AIM
Write out the data below in full, unchanged, minus the images.

***** ENTRIES SUPPLIED *****

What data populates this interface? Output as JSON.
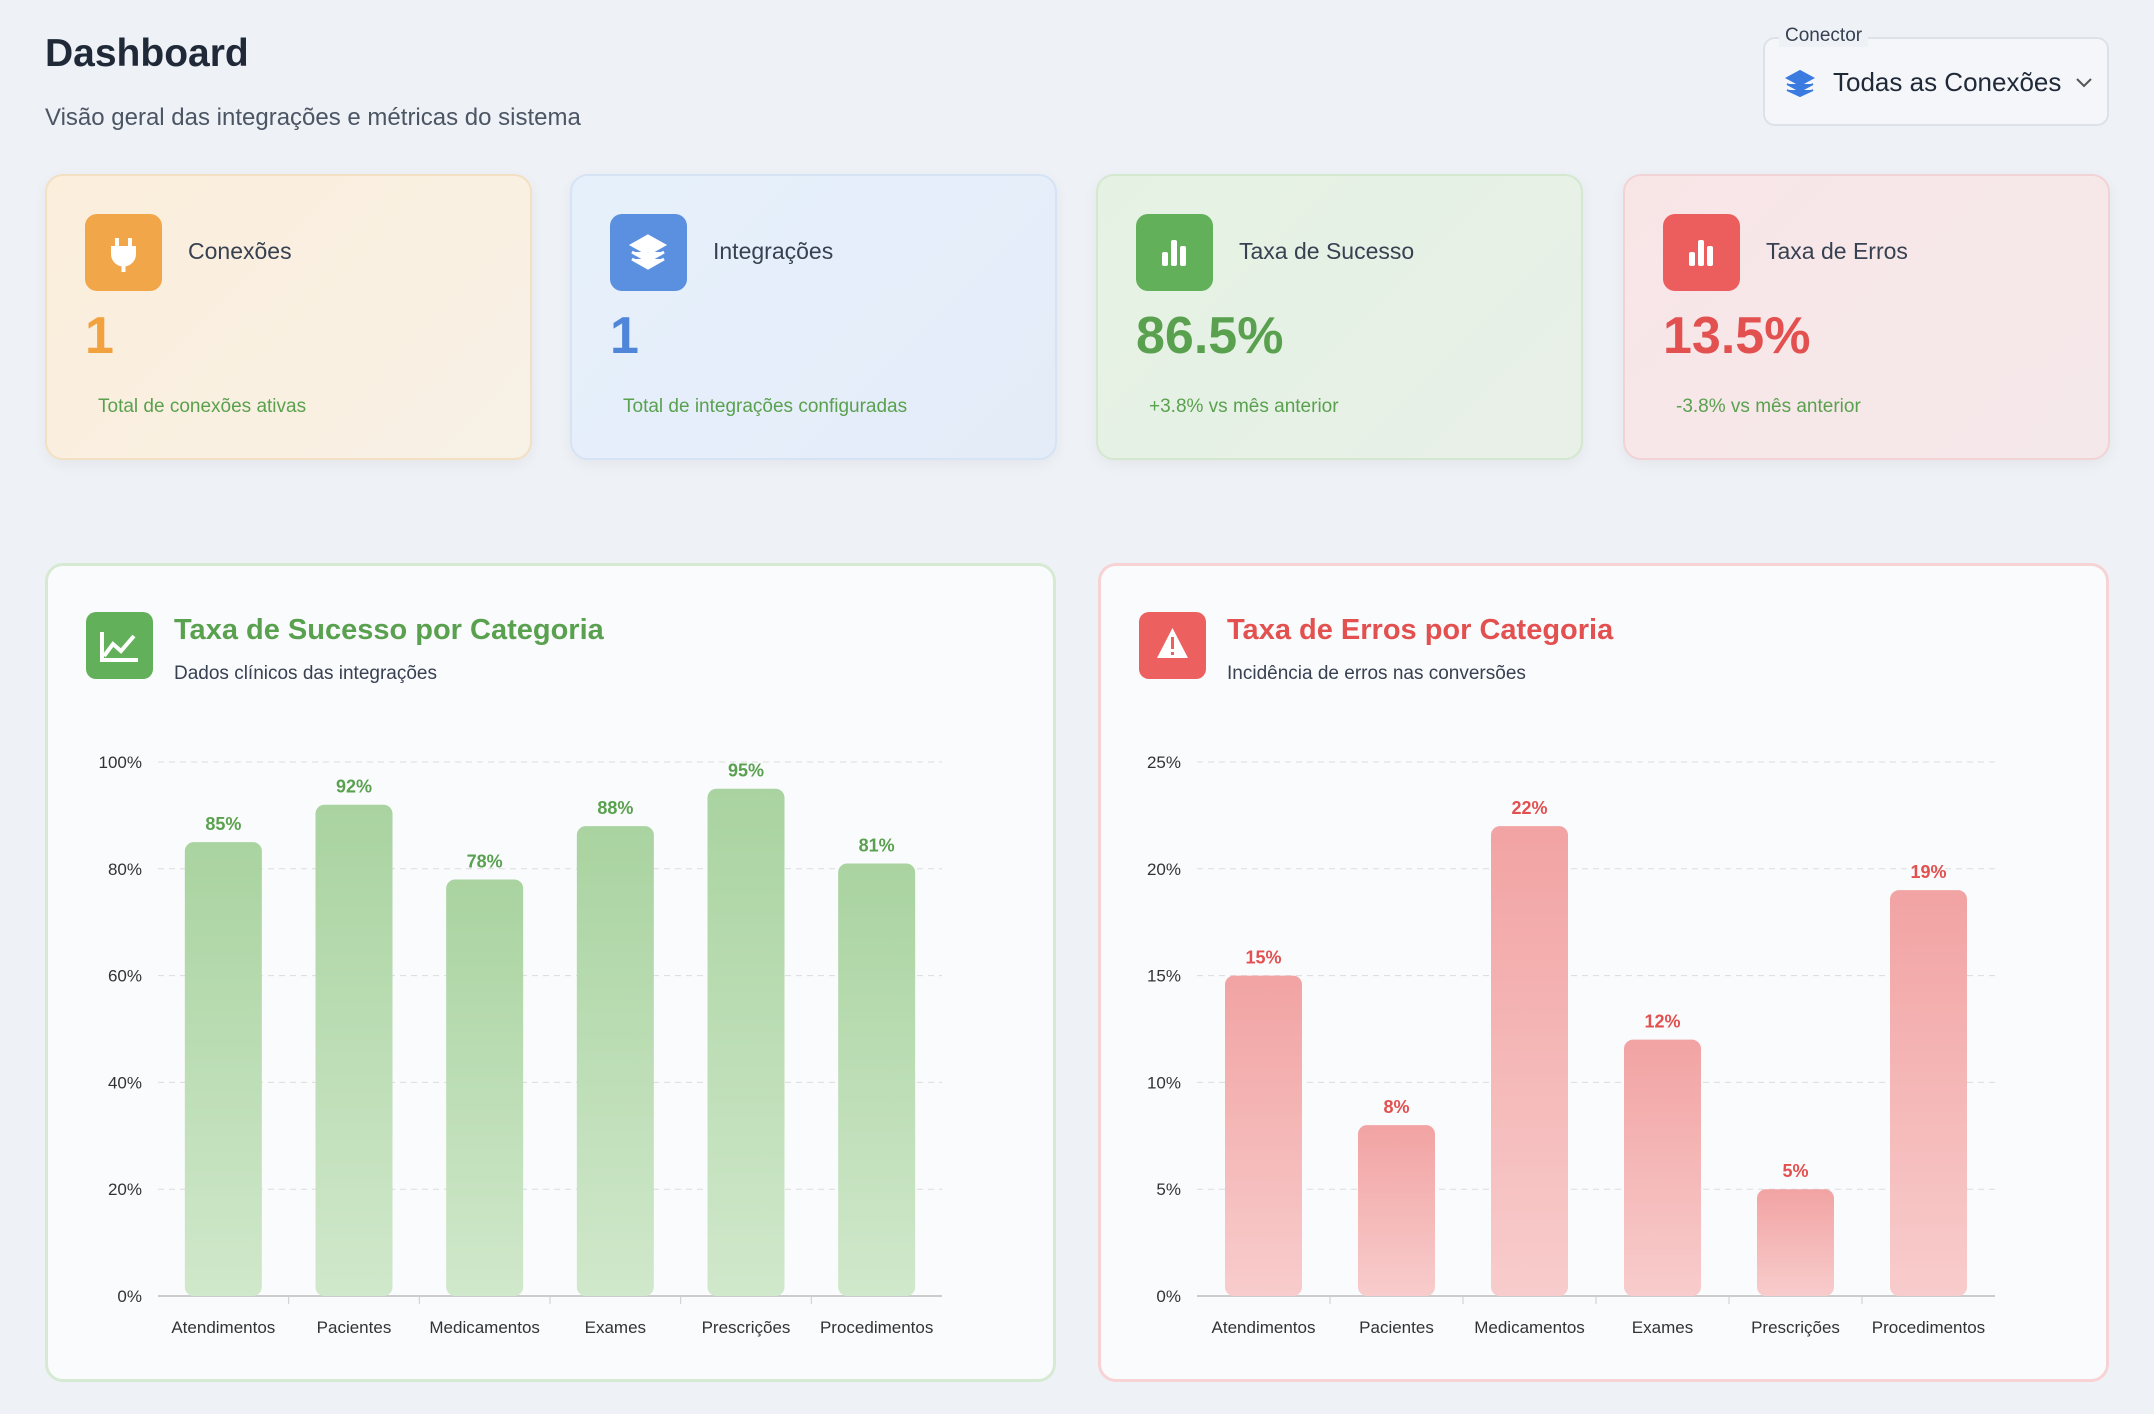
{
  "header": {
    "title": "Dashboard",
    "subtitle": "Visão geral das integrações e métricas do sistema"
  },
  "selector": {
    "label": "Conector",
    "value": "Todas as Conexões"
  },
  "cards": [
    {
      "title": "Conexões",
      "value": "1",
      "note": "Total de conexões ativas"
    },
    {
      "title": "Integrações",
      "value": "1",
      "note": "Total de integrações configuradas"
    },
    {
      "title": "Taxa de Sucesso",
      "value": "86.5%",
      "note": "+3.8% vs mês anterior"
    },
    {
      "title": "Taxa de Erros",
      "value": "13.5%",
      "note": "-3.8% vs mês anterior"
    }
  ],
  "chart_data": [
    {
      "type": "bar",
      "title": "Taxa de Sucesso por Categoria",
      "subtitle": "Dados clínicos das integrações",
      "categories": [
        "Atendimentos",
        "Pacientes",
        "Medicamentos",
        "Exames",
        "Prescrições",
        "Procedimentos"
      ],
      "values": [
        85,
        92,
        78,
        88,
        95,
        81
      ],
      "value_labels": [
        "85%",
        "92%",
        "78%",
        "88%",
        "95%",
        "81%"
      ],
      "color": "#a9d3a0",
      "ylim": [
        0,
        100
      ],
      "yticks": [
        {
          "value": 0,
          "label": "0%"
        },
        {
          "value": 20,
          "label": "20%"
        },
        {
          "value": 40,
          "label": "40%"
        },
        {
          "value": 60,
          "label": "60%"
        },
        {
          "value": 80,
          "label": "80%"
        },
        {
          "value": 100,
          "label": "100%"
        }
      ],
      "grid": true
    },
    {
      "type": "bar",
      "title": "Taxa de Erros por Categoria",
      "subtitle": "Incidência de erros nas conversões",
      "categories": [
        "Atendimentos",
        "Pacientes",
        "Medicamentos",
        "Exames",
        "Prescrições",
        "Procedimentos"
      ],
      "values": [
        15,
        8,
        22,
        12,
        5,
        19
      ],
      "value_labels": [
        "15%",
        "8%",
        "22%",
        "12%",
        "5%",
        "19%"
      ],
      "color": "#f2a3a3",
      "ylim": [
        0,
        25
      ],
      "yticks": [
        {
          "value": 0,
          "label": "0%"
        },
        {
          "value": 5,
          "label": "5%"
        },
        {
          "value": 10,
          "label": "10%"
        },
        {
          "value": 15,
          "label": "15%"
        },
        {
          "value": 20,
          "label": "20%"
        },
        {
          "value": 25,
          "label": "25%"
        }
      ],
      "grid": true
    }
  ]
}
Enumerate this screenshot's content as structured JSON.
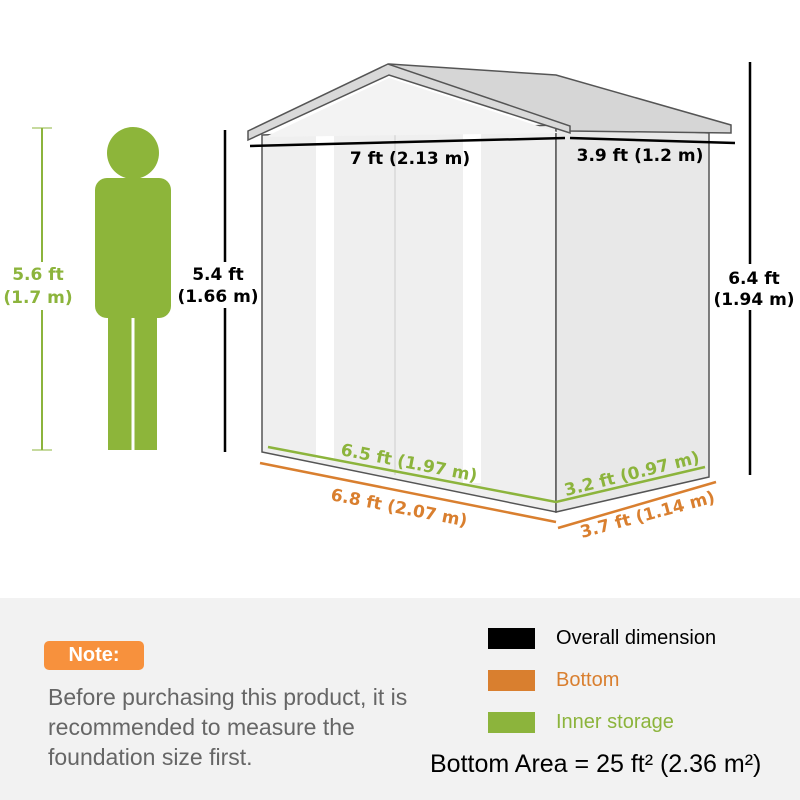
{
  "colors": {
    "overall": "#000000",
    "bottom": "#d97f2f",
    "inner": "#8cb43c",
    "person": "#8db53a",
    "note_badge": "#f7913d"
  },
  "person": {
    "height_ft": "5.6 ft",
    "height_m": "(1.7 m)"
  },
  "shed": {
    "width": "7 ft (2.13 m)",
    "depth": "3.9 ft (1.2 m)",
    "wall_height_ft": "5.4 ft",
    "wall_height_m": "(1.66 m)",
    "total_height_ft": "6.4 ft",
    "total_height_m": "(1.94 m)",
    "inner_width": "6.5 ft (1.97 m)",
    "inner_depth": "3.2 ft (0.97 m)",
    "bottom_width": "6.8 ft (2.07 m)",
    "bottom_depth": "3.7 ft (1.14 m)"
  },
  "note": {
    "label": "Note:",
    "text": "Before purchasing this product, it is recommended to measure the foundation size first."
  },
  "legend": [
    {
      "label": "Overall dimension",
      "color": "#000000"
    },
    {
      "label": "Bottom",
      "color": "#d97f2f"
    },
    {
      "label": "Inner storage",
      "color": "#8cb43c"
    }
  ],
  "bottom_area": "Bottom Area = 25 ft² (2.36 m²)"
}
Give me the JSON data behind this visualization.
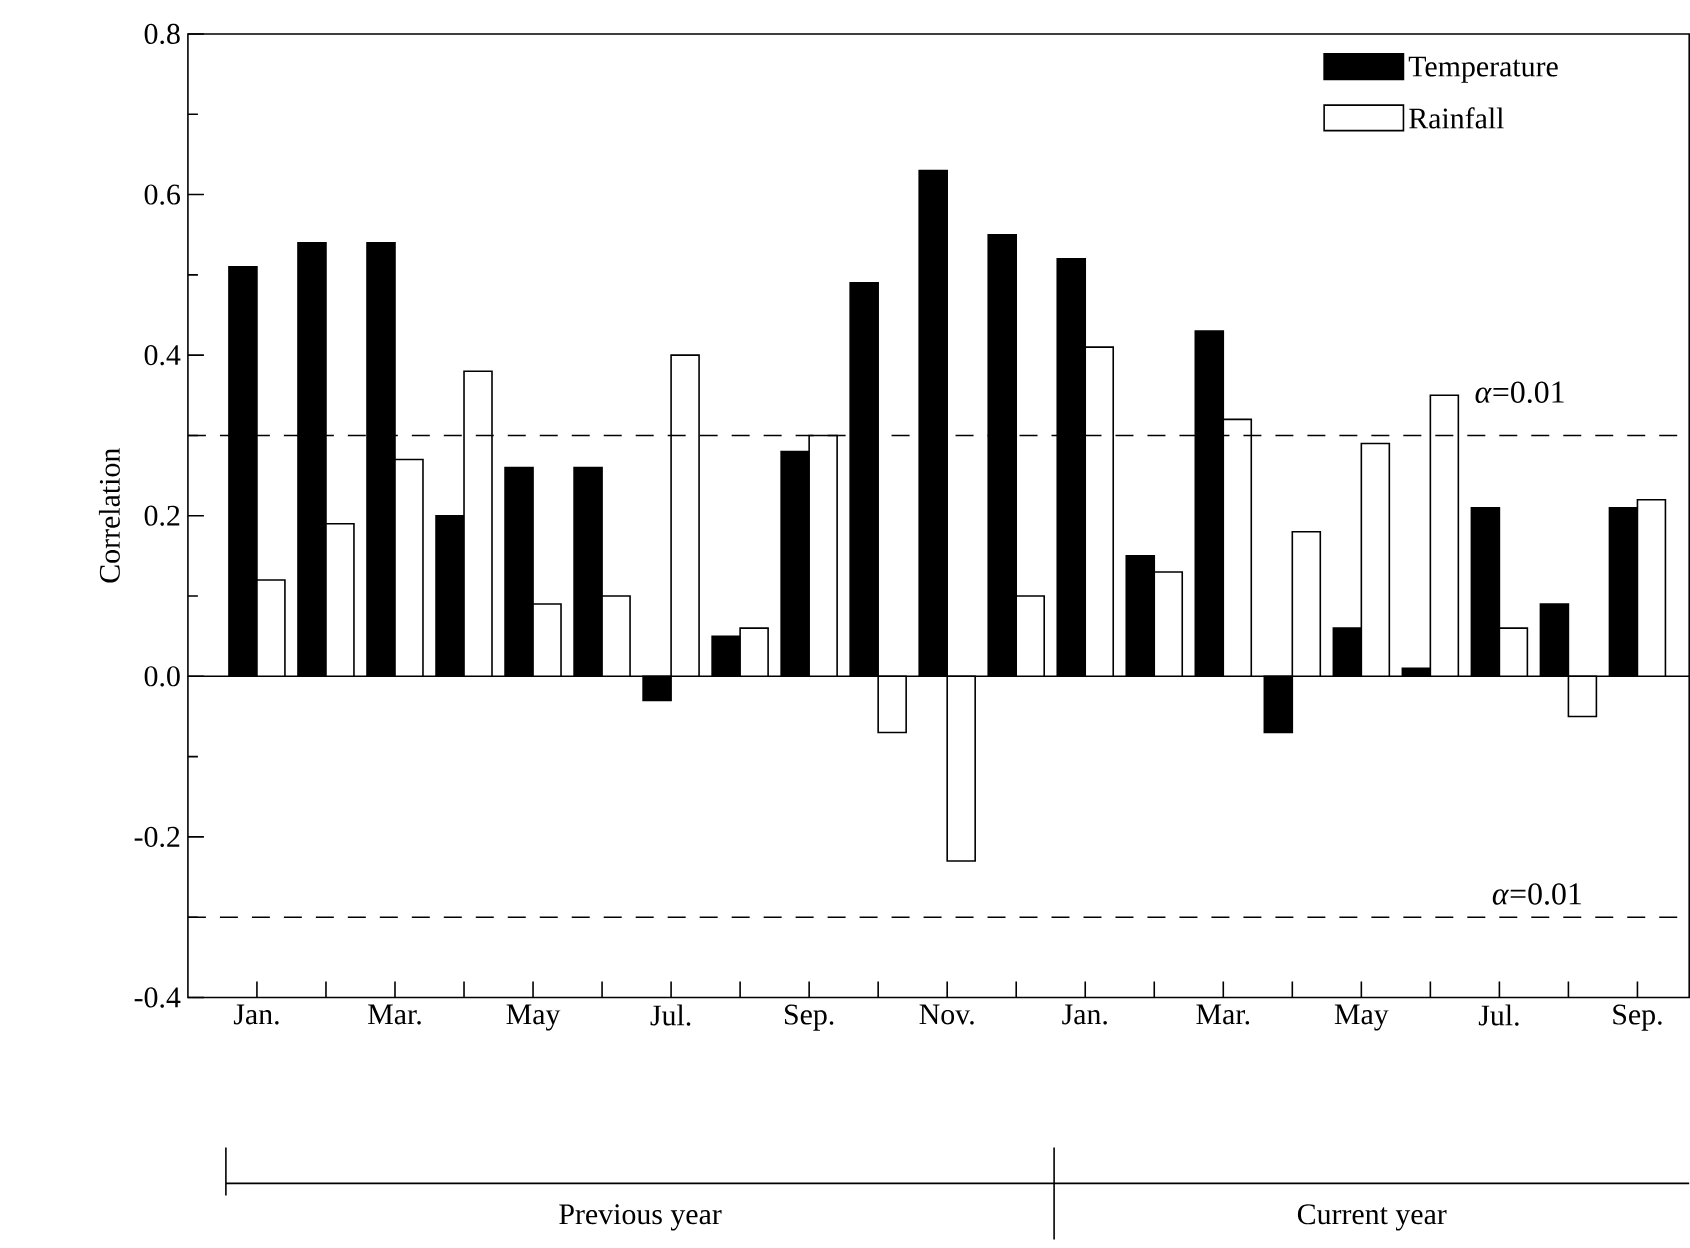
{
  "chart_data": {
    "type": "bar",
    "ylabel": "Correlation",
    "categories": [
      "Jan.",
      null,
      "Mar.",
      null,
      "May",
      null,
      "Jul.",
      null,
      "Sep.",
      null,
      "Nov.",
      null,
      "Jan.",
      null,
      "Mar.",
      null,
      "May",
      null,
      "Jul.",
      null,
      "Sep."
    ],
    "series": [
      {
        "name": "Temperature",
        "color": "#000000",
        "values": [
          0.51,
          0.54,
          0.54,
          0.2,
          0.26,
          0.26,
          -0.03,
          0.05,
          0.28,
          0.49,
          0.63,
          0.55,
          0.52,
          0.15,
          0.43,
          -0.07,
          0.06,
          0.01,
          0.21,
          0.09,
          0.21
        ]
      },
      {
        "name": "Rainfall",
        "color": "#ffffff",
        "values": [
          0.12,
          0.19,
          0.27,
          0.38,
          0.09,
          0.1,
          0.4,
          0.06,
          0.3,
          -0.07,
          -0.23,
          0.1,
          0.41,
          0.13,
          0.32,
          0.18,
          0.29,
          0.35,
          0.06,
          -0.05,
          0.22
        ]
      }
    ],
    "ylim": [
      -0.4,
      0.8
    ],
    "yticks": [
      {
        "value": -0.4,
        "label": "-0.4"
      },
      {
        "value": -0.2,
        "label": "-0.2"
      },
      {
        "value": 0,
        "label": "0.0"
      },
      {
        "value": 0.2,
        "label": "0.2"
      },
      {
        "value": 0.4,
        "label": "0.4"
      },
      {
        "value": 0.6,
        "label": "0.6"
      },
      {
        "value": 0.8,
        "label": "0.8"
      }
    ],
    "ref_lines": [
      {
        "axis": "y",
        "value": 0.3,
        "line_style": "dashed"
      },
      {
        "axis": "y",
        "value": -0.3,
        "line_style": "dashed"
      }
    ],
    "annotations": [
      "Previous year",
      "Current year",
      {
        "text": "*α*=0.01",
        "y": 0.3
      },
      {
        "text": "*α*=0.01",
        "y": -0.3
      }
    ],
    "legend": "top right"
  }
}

*****

ANSWER TO THIS EXERCISE
What data populates this interface? Output as JSON.
{
  "header": {
    "title": "Dashboard",
    "subtitle": "Visão geral das integrações e métricas do sistema"
  },
  "selector": {
    "label": "Conector",
    "value": "Todas as Conexões"
  },
  "cards": [
    {
      "title": "Conexões",
      "value": "1",
      "note": "Total de conexões ativas"
    },
    {
      "title": "Integrações",
      "value": "1",
      "note": "Total de integrações configuradas"
    },
    {
      "title": "Taxa de Sucesso",
      "value": "86.5%",
      "note": "+3.8% vs mês anterior"
    },
    {
      "title": "Taxa de Erros",
      "value": "13.5%",
      "note": "-3.8% vs mês anterior"
    }
  ],
  "chart_data": [
    {
      "type": "bar",
      "title": "Taxa de Sucesso por Categoria",
      "subtitle": "Dados clínicos das integrações",
      "categories": [
        "Atendimentos",
        "Pacientes",
        "Medicamentos",
        "Exames",
        "Prescrições",
        "Procedimentos"
      ],
      "values": [
        85,
        92,
        78,
        88,
        95,
        81
      ],
      "value_labels": [
        "85%",
        "92%",
        "78%",
        "88%",
        "95%",
        "81%"
      ],
      "color": "#a9d3a0",
      "ylim": [
        0,
        100
      ],
      "yticks": [
        {
          "value": 0,
          "label": "0%"
        },
        {
          "value": 20,
          "label": "20%"
        },
        {
          "value": 40,
          "label": "40%"
        },
        {
          "value": 60,
          "label": "60%"
        },
        {
          "value": 80,
          "label": "80%"
        },
        {
          "value": 100,
          "label": "100%"
        }
      ],
      "grid": true
    },
    {
      "type": "bar",
      "title": "Taxa de Erros por Categoria",
      "subtitle": "Incidência de erros nas conversões",
      "categories": [
        "Atendimentos",
        "Pacientes",
        "Medicamentos",
        "Exames",
        "Prescrições",
        "Procedimentos"
      ],
      "values": [
        15,
        8,
        22,
        12,
        5,
        19
      ],
      "value_labels": [
        "15%",
        "8%",
        "22%",
        "12%",
        "5%",
        "19%"
      ],
      "color": "#f2a3a3",
      "ylim": [
        0,
        25
      ],
      "yticks": [
        {
          "value": 0,
          "label": "0%"
        },
        {
          "value": 5,
          "label": "5%"
        },
        {
          "value": 10,
          "label": "10%"
        },
        {
          "value": 15,
          "label": "15%"
        },
        {
          "value": 20,
          "label": "20%"
        },
        {
          "value": 25,
          "label": "25%"
        }
      ],
      "grid": true
    }
  ]
}
Enumerate this screenshot's content as structured JSON.
{
  "colors": {
    "overall": "#000000",
    "bottom": "#d97f2f",
    "inner": "#8cb43c",
    "person": "#8db53a",
    "note_badge": "#f7913d"
  },
  "person": {
    "height_ft": "5.6 ft",
    "height_m": "(1.7 m)"
  },
  "shed": {
    "width": "7 ft (2.13 m)",
    "depth": "3.9 ft (1.2 m)",
    "wall_height_ft": "5.4 ft",
    "wall_height_m": "(1.66 m)",
    "total_height_ft": "6.4 ft",
    "total_height_m": "(1.94 m)",
    "inner_width": "6.5 ft (1.97 m)",
    "inner_depth": "3.2 ft (0.97 m)",
    "bottom_width": "6.8 ft (2.07 m)",
    "bottom_depth": "3.7 ft (1.14 m)"
  },
  "note": {
    "label": "Note:",
    "text": "Before purchasing this product, it is recommended to measure the foundation size first."
  },
  "legend": [
    {
      "label": "Overall dimension",
      "color": "#000000"
    },
    {
      "label": "Bottom",
      "color": "#d97f2f"
    },
    {
      "label": "Inner storage",
      "color": "#8cb43c"
    }
  ],
  "bottom_area": "Bottom Area = 25 ft² (2.36 m²)"
}
Give me the JSON data behind this visualization.
{
  "chart_data": {
    "type": "bar",
    "ylabel": "Correlation",
    "categories": [
      "Jan.",
      null,
      "Mar.",
      null,
      "May",
      null,
      "Jul.",
      null,
      "Sep.",
      null,
      "Nov.",
      null,
      "Jan.",
      null,
      "Mar.",
      null,
      "May",
      null,
      "Jul.",
      null,
      "Sep."
    ],
    "series": [
      {
        "name": "Temperature",
        "color": "#000000",
        "values": [
          0.51,
          0.54,
          0.54,
          0.2,
          0.26,
          0.26,
          -0.03,
          0.05,
          0.28,
          0.49,
          0.63,
          0.55,
          0.52,
          0.15,
          0.43,
          -0.07,
          0.06,
          0.01,
          0.21,
          0.09,
          0.21
        ]
      },
      {
        "name": "Rainfall",
        "color": "#ffffff",
        "values": [
          0.12,
          0.19,
          0.27,
          0.38,
          0.09,
          0.1,
          0.4,
          0.06,
          0.3,
          -0.07,
          -0.23,
          0.1,
          0.41,
          0.13,
          0.32,
          0.18,
          0.29,
          0.35,
          0.06,
          -0.05,
          0.22
        ]
      }
    ],
    "ylim": [
      -0.4,
      0.8
    ],
    "yticks": [
      {
        "value": -0.4,
        "label": "-0.4"
      },
      {
        "value": -0.2,
        "label": "-0.2"
      },
      {
        "value": 0,
        "label": "0.0"
      },
      {
        "value": 0.2,
        "label": "0.2"
      },
      {
        "value": 0.4,
        "label": "0.4"
      },
      {
        "value": 0.6,
        "label": "0.6"
      },
      {
        "value": 0.8,
        "label": "0.8"
      }
    ],
    "ref_lines": [
      {
        "axis": "y",
        "value": 0.3,
        "line_style": "dashed"
      },
      {
        "axis": "y",
        "value": -0.3,
        "line_style": "dashed"
      }
    ],
    "annotations": [
      "Previous year",
      "Current year",
      {
        "text": "*α*=0.01",
        "y": 0.3
      },
      {
        "text": "*α*=0.01",
        "y": -0.3
      }
    ],
    "legend": "top right"
  }
}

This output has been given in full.